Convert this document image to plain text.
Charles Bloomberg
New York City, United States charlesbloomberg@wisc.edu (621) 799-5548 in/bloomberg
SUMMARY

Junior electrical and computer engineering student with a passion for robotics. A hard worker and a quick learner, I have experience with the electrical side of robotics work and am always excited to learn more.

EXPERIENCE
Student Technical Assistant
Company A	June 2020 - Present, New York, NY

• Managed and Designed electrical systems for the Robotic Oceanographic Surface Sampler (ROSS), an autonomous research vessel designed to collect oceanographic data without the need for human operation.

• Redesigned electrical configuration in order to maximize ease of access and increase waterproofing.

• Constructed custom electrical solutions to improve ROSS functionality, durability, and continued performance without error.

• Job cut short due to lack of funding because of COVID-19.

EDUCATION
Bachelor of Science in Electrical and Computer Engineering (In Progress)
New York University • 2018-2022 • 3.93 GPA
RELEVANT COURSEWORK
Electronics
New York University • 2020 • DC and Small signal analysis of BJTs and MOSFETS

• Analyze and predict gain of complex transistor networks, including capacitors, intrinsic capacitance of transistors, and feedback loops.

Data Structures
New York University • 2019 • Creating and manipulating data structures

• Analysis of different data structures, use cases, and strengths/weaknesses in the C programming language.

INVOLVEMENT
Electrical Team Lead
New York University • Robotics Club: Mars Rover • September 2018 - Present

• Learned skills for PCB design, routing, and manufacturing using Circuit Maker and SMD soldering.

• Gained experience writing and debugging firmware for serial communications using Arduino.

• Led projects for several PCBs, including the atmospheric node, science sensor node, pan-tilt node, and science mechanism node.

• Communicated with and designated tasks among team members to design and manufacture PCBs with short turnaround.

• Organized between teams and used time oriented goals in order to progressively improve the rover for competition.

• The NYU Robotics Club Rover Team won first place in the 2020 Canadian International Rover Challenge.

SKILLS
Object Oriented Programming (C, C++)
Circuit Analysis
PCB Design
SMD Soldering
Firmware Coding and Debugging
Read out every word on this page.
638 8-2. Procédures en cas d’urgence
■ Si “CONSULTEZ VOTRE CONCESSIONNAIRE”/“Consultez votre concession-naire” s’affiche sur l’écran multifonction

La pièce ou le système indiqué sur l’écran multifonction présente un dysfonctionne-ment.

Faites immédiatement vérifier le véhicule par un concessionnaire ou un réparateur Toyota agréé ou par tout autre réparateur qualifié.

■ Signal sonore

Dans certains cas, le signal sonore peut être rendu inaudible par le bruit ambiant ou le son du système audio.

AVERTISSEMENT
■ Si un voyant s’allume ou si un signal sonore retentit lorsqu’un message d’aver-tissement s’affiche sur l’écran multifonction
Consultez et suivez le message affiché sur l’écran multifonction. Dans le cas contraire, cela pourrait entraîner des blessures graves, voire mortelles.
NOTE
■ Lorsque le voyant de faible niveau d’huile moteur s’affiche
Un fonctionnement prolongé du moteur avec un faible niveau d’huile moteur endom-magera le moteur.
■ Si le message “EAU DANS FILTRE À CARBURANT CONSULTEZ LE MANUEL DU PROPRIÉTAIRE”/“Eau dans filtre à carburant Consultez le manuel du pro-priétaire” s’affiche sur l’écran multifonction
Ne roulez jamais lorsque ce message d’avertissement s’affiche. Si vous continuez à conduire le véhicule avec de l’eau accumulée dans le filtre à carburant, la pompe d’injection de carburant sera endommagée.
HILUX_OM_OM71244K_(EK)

▶ **Exercise brief**
Gather up every line from the listing above in which the word "niveau" occurs.

▶ **Correct output**
■ Lorsque le voyant de faible niveau d’huile moteur s’affiche
Un fonctionnement prolongé du moteur avec un faible niveau d’huile moteur endom-magera le moteur.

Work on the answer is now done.